[Given request]:
Write out exactly the lines running from the one with "What text is on this page?" to the end of the data, including both of those lines and excluding pictures.

[Lines of data]:

[Start]

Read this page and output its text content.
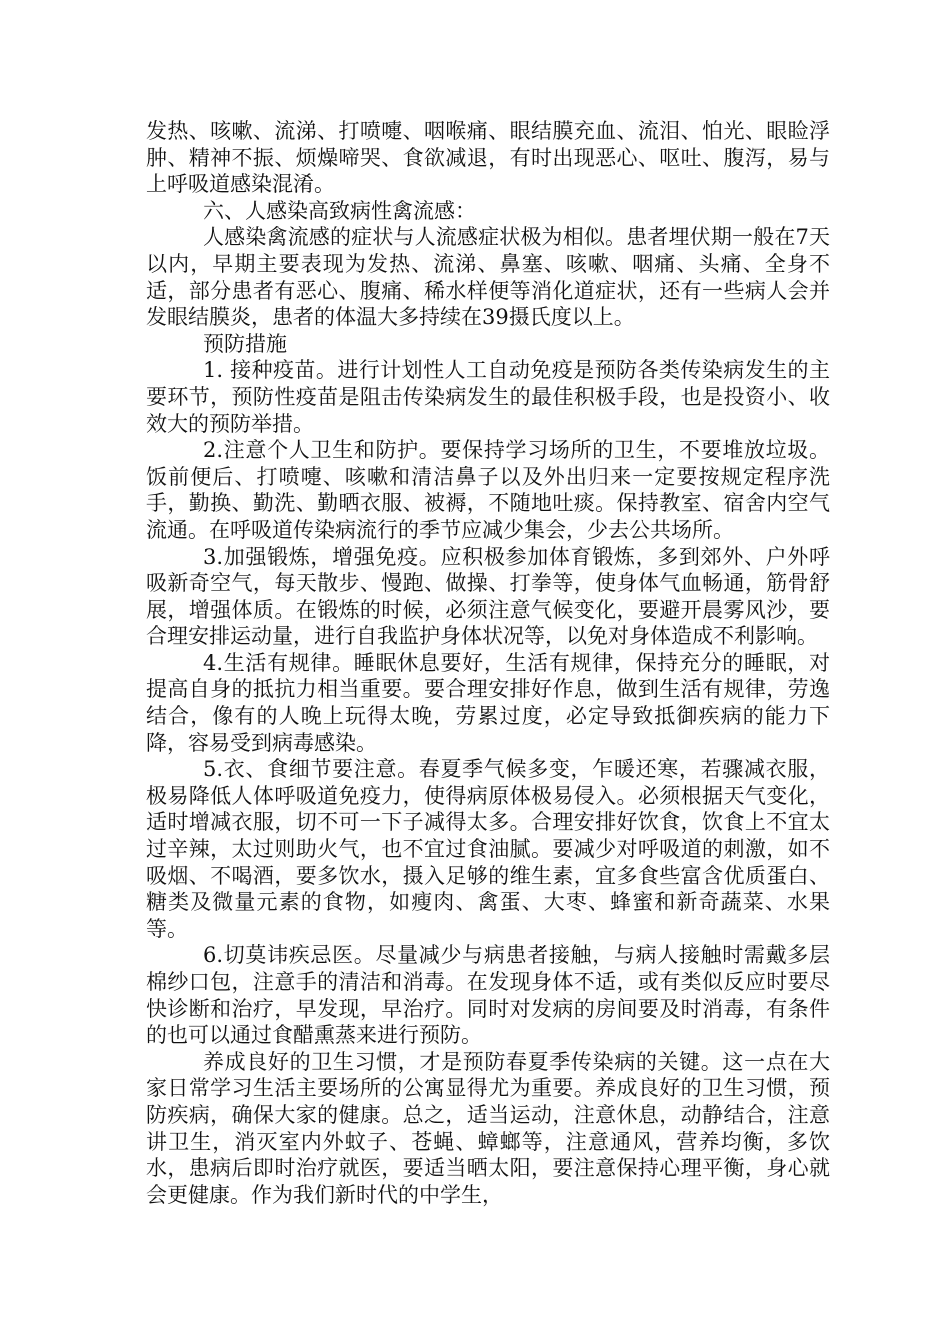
发热、咳嗽、流涕、打喷嚏、咽喉痛、眼结膜充血、流泪、怕光、眼睑浮肿、精神不振、烦燥啼哭、食欲减退，有时出现恶心、呕吐、腹泻，易与上呼吸道感染混淆。

六、人感染高致病性禽流感：

人感染禽流感的症状与人流感症状极为相似。患者埋伏期一般在7天以内，早期主要表现为发热、流涕、鼻塞、咳嗽、咽痛、头痛、全身不适，部分患者有恶心、腹痛、稀水样便等消化道症状，还有一些病人会并发眼结膜炎，患者的体温大多持续在39摄氏度以上。

预防措施

1. 接种疫苗。进行计划性人工自动免疫是预防各类传染病发生的主要环节，预防性疫苗是阻击传染病发生的最佳积极手段，也是投资小、收效大的预防举措。

2.注意个人卫生和防护。要保持学习场所的卫生，不要堆放垃圾。饭前便后、打喷嚏、咳嗽和清洁鼻子以及外出归来一定要按规定程序洗手，勤换、勤洗、勤晒衣服、被褥，不随地吐痰。保持教室、宿舍内空气流通。在呼吸道传染病流行的季节应减少集会，少去公共场所。

3.加强锻炼，增强免疫。应积极参加体育锻炼，多到郊外、户外呼吸新奇空气，每天散步、慢跑、做操、打拳等，使身体气血畅通，筋骨舒展，增强体质。在锻炼的时候，必须注意气候变化，要避开晨雾风沙，要合理安排运动量，进行自我监护身体状况等，以免对身体造成不利影响。

4.生活有规律。睡眠休息要好，生活有规律，保持充分的睡眠，对提高自身的抵抗力相当重要。要合理安排好作息，做到生活有规律，劳逸结合，像有的人晚上玩得太晚，劳累过度，必定导致抵御疾病的能力下降，容易受到病毒感染。

5.衣、食细节要注意。春夏季气候多变，乍暖还寒，若骤减衣服，极易降低人体呼吸道免疫力，使得病原体极易侵入。必须根据天气变化，适时增减衣服，切不可一下子减得太多。合理安排好饮食，饮食上不宜太过辛辣，太过则助火气，也不宜过食油腻。要减少对呼吸道的刺激，如不吸烟、不喝酒，要多饮水，摄入足够的维生素，宜多食些富含优质蛋白、糖类及微量元素的食物，如瘦肉、禽蛋、大枣、蜂蜜和新奇蔬菜、水果等。

6.切莫讳疾忌医。尽量减少与病患者接触，与病人接触时需戴多层棉纱口包，注意手的清洁和消毒。在发现身体不适，或有类似反应时要尽快诊断和治疗，早发现，早治疗。同时对发病的房间要及时消毒，有条件的也可以通过食醋熏蒸来进行预防。

养成良好的卫生习惯，才是预防春夏季传染病的关键。这一点在大家日常学习生活主要场所的公寓显得尤为重要。养成良好的卫生习惯，预防疾病，确保大家的健康。总之，适当运动，注意休息，动静结合，注意讲卫生，消灭室内外蚊子、苍蝇、蟑螂等，注意通风，营养均衡，多饮水，患病后即时治疗就医，要适当晒太阳，要注意保持心理平衡，身心就会更健康。作为我们新时代的中学生，
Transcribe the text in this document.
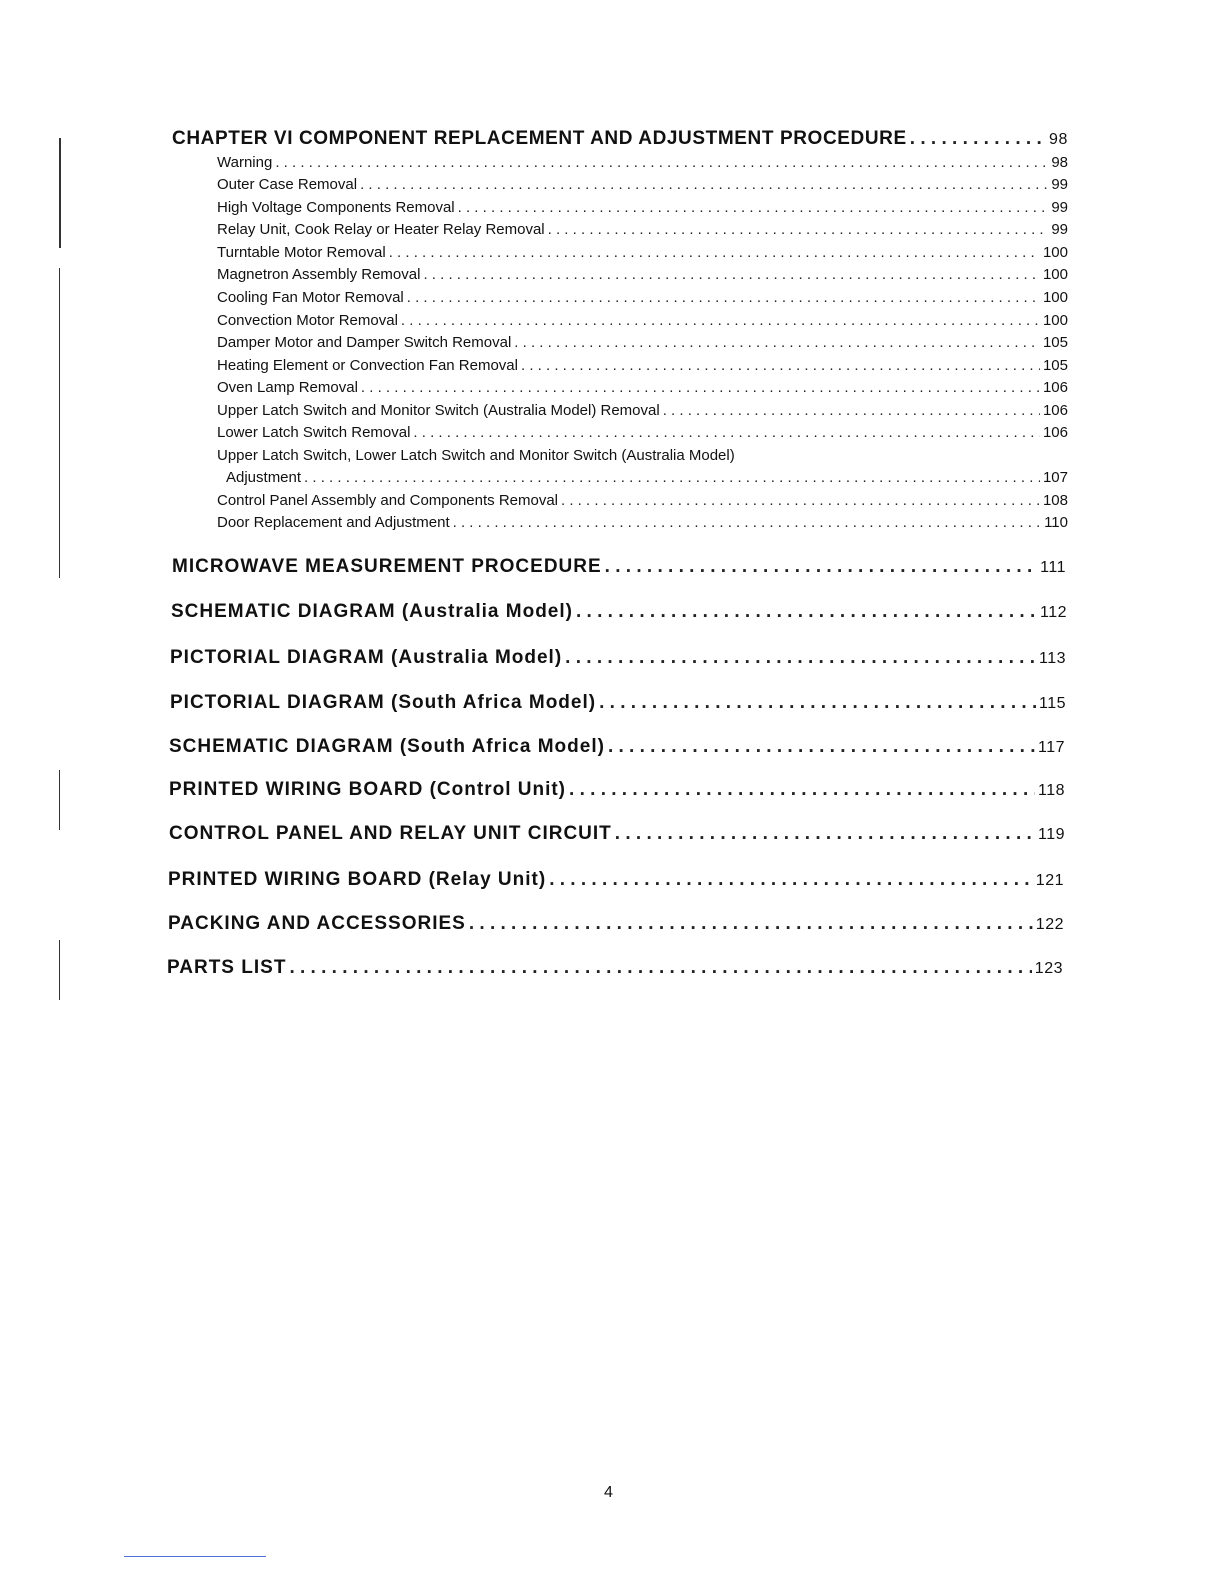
CHAPTER VI COMPONENT REPLACEMENT AND ADJUSTMENT PROCEDURE . . .	98
Warning . . .	98
Outer Case Removal . . .	99
High Voltage Components Removal . . .	99
Relay Unit, Cook Relay or Heater Relay Removal . . .	99
Turntable Motor Removal . . .	100
Magnetron Assembly Removal . . .	100
Cooling Fan Motor Removal . . .	100
Convection Motor Removal . . .	100
Damper Motor and Damper Switch Removal . . .	105
Heating Element or Convection Fan Removal . . .	105
Oven Lamp Removal . . .	106
Upper Latch Switch and Monitor Switch (Australia Model) Removal . . .	106
Lower Latch Switch Removal . . .	106
Upper Latch Switch, Lower Latch Switch and Monitor Switch (Australia Model)
Adjustment . . .	107
Control Panel Assembly and Components Removal . . .	108
Door Replacement and Adjustment . . .	110
MICROWAVE MEASUREMENT PROCEDURE . . .	111
SCHEMATIC DIAGRAM (Australia Model) . . .	112
PICTORIAL DIAGRAM (Australia Model) . . .	113
PICTORIAL DIAGRAM (South Africa Model) . . .	115
SCHEMATIC DIAGRAM (South Africa Model) . . .	117
PRINTED WIRING BOARD (Control Unit) . . .	118
CONTROL PANEL AND RELAY UNIT CIRCUIT . . .	119
PRINTED WIRING BOARD (Relay Unit) . . .	121
PACKING AND ACCESSORIES . . .	122
PARTS LIST . . .	123
4
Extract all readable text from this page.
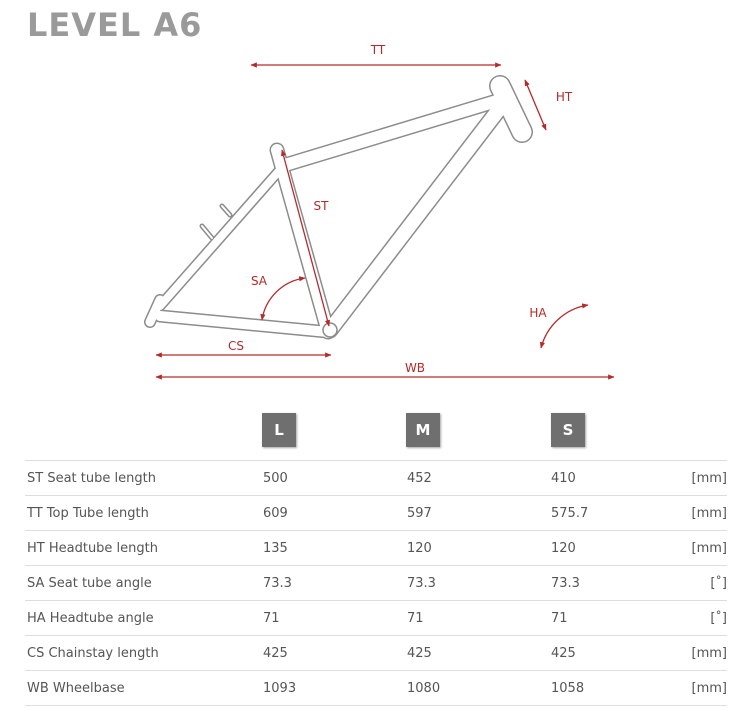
LEVEL A6
TT
HT
ST
SA
HA
CS
WB
L	M	S
ST Seat tube length	500	452	410	[mm]
TT Top Tube length	609	597	575.7	[mm]
HT Headtube length	135	120	120	[mm]
SA Seat tube angle	73.3	73.3	73.3	[˚]
HA Headtube angle	71	71	71	[˚]
CS Chainstay length	425	425	425	[mm]
WB Wheelbase	1093	1080	1058	[mm]
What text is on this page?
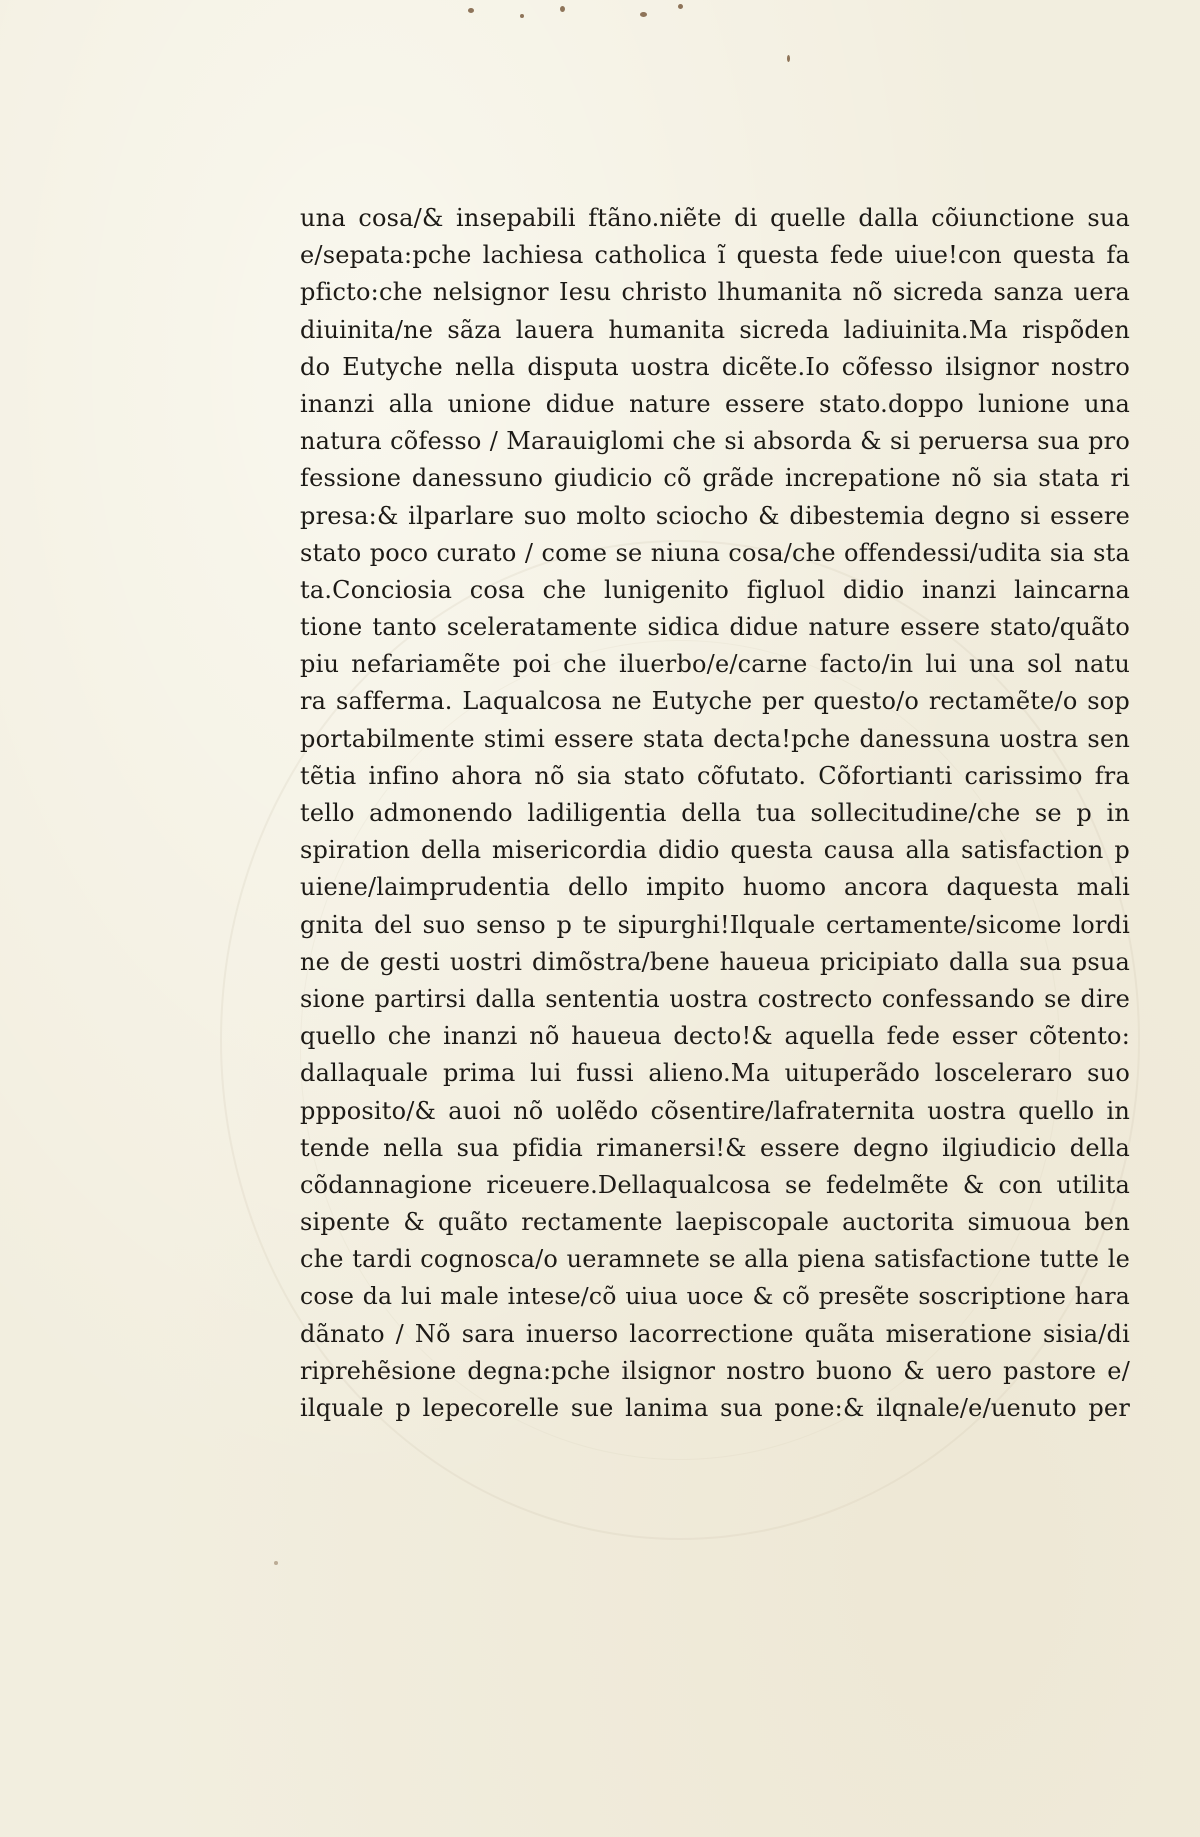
una cosa/& insepabili ftãno.niẽte di quelle dalla cõiunctione sua
e/sepata:pche lachiesa catholica ĩ questa fede uiue!con questa fa
pficto:che nelsignor Iesu christo lhumanita nõ sicreda sanza uera
diuinita/ne sãza lauera humanita sicreda ladiuinita.Ma rispõden
do Eutyche nella disputa uostra dicẽte.Io cõfesso ilsignor nostro
inanzi alla unione didue nature essere stato.doppo lunione una
natura cõfesso / Marauiglomi che si absorda & si peruersa sua pro
fessione danessuno giudicio cõ grãde increpatione nõ sia stata ri
presa:& ilparlare suo molto sciocho & dibestemia degno si essere
stato poco curato / come se niuna cosa/che offendessi/udita sia sta
ta.Conciosia cosa che lunigenito figluol didio inanzi laincarna
tione tanto sceleratamente sidica didue nature essere stato/quãto
piu nefariamẽte poi che iluerbo/e/carne facto/in lui una sol natu
ra safferma. Laqualcosa ne Eutyche per questo/o rectamẽte/o sop
portabilmente stimi essere stata decta!pche danessuna uostra sen
tẽtia infino ahora nõ sia stato cõfutato. Cõfortianti carissimo fra
tello admonendo ladiligentia della tua sollecitudine/che se p in
spiration della misericordia didio questa causa alla satisfaction p
uiene/laimprudentia dello impito huomo ancora daquesta mali
gnita del suo senso p te sipurghi!Ilquale certamente/sicome lordi
ne de gesti uostri dimõstra/bene haueua pricipiato dalla sua psua
sione partirsi dalla sententia uostra costrecto confessando se dire
quello che inanzi nõ haueua decto!& aquella fede esser cõtento:
dallaquale prima lui fussi alieno.Ma uituperãdo losceleraro suo
ppposito/& auoi nõ uolẽdo cõsentire/lafraternita uostra quello in
tende nella sua pfidia rimanersi!& essere degno ilgiudicio della
cõdannagione riceuere.Dellaqualcosa se fedelmẽte & con utilita
sipente & quãto rectamente laepiscopale auctorita simuoua ben
che tardi cognosca/o ueramnete se alla piena satisfactione tutte le
cose da lui male intese/cõ uiua uoce & cõ presẽte soscriptione hara
dãnato / Nõ sara inuerso lacorrectione quãta miseratione sisia/di
riprehẽsione degna:pche ilsignor nostro buono & uero pastore e/
ilquale p lepecorelle sue lanima sua pone:& ilqnale/e/uenuto per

[End]

[Output for this task]:
What text is on this page?
una cosa/& insepabili ftãno.niẽte di quelle dalla cõiunctione sua
e/sepata:pche lachiesa catholica ĩ questa fede uiue!con questa fa
pficto:che nelsignor Iesu christo lhumanita nõ sicreda sanza uera
diuinita/ne sãza lauera humanita sicreda ladiuinita.Ma rispõden
do Eutyche nella disputa uostra dicẽte.Io cõfesso ilsignor nostro
inanzi alla unione didue nature essere stato.doppo lunione una
natura cõfesso / Marauiglomi che si absorda & si peruersa sua pro
fessione danessuno giudicio cõ grãde increpatione nõ sia stata ri
presa:& ilparlare suo molto sciocho & dibestemia degno si essere
stato poco curato / come se niuna cosa/che offendessi/udita sia sta
ta.Conciosia cosa che lunigenito figluol didio inanzi laincarna
tione tanto sceleratamente sidica didue nature essere stato/quãto
piu nefariamẽte poi che iluerbo/e/carne facto/in lui una sol natu
ra safferma. Laqualcosa ne Eutyche per questo/o rectamẽte/o sop
portabilmente stimi essere stata decta!pche danessuna uostra sen
tẽtia infino ahora nõ sia stato cõfutato. Cõfortianti carissimo fra
tello admonendo ladiligentia della tua sollecitudine/che se p in
spiration della misericordia didio questa causa alla satisfaction p
uiene/laimprudentia dello impito huomo ancora daquesta mali
gnita del suo senso p te sipurghi!Ilquale certamente/sicome lordi
ne de gesti uostri dimõstra/bene haueua pricipiato dalla sua psua
sione partirsi dalla sententia uostra costrecto confessando se dire
quello che inanzi nõ haueua decto!& aquella fede esser cõtento:
dallaquale prima lui fussi alieno.Ma uituperãdo losceleraro suo
ppposito/& auoi nõ uolẽdo cõsentire/lafraternita uostra quello in
tende nella sua pfidia rimanersi!& essere degno ilgiudicio della
cõdannagione riceuere.Dellaqualcosa se fedelmẽte & con utilita
sipente & quãto rectamente laepiscopale auctorita simuoua ben
che tardi cognosca/o ueramnete se alla piena satisfactione tutte le
cose da lui male intese/cõ uiua uoce & cõ presẽte soscriptione hara
dãnato / Nõ sara inuerso lacorrectione quãta miseratione sisia/di
riprehẽsione degna:pche ilsignor nostro buono & uero pastore e/
ilquale p lepecorelle sue lanima sua pone:& ilqnale/e/uenuto per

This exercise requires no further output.